** BEGIN Source material **

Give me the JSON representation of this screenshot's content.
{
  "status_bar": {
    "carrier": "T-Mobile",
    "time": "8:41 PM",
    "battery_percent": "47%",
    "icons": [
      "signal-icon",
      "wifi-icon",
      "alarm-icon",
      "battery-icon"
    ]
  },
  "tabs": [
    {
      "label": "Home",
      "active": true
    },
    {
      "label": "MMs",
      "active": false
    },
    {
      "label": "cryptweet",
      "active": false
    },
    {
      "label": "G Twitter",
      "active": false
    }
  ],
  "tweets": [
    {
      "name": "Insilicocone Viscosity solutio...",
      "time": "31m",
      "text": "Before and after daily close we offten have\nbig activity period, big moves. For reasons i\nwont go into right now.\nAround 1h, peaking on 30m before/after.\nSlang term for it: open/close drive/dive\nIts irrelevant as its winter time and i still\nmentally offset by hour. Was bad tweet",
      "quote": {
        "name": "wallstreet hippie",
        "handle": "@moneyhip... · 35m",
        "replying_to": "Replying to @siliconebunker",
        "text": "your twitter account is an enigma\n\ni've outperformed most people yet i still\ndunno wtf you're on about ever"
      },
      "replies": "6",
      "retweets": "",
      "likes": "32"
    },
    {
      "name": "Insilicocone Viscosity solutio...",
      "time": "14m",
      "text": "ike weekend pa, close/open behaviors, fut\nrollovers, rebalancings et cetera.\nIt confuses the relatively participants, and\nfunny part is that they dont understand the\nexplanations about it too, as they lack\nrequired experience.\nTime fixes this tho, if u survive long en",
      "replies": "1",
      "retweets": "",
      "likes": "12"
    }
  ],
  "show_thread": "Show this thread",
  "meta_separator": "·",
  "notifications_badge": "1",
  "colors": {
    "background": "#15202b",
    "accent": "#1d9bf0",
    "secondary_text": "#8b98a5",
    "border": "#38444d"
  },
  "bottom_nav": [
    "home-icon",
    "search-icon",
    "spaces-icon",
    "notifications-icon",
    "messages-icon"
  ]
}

** END Source material **

Report only how many lines of the listing hold the word "label".

• [Solution for this exercise]: 4